◆ **Work to do**
Lines holding the string "image" are the ones to copy from this listing.

****************************************

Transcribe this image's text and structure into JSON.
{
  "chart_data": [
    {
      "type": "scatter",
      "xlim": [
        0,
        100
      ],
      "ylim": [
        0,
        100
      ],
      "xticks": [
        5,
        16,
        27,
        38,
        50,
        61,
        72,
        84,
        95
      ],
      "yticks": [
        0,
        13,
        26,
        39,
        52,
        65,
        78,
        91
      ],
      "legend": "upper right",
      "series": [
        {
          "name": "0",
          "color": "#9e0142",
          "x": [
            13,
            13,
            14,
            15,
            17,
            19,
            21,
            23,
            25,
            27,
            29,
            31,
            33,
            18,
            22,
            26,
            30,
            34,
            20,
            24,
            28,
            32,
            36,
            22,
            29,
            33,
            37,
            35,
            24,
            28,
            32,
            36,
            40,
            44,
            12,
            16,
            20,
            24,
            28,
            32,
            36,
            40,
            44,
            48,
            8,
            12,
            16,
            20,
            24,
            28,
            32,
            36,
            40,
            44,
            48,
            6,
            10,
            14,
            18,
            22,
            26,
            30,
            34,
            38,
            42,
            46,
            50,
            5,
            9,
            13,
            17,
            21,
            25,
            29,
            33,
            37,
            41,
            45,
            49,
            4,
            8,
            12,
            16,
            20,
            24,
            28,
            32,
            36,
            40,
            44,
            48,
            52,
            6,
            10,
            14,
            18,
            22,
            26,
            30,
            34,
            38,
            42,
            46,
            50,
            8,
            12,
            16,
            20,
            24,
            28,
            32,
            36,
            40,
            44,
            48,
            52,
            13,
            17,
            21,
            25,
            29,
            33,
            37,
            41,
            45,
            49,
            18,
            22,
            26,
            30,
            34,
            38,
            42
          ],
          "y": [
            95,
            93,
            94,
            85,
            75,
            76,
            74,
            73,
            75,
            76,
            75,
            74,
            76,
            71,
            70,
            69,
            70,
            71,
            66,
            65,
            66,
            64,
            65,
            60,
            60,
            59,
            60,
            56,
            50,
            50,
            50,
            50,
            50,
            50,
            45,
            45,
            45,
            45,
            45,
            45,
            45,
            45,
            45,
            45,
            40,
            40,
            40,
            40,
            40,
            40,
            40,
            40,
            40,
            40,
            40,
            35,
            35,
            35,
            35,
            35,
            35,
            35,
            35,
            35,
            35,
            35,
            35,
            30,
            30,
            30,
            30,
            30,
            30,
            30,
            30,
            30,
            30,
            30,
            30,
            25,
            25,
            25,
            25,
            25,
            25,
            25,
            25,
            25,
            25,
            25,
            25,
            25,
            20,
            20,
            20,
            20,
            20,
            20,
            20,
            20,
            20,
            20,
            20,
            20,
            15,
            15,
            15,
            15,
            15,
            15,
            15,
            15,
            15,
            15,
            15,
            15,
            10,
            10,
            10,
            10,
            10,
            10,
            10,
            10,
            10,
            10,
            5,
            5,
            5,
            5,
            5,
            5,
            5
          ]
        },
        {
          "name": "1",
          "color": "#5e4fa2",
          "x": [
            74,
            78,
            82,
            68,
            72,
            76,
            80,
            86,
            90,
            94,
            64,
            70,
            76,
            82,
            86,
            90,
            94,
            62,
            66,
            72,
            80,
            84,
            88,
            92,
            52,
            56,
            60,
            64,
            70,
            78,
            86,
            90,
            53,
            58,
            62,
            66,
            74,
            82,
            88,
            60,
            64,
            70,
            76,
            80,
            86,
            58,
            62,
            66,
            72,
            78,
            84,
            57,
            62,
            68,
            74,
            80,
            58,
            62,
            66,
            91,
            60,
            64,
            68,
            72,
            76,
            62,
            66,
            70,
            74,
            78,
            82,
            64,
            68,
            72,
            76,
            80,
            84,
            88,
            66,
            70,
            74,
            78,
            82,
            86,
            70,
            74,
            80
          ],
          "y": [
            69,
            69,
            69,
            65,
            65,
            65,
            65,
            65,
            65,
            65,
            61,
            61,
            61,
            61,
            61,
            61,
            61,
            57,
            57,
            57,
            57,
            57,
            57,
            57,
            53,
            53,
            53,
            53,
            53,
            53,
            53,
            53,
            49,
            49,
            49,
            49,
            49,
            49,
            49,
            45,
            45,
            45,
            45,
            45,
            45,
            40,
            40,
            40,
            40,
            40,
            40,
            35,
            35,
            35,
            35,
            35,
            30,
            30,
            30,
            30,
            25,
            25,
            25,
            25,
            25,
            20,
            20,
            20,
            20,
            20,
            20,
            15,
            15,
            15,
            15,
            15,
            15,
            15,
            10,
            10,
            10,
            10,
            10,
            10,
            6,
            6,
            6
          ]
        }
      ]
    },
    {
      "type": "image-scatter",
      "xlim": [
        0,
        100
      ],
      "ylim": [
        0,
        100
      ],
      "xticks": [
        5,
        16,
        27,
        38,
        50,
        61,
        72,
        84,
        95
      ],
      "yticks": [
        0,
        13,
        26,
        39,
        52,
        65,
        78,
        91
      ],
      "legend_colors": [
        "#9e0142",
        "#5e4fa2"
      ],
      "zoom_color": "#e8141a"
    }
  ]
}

****************************************

◆ **Solution to this exercise**
Transcribe this image's text and structure into JSON.
      "type": "image-scatter",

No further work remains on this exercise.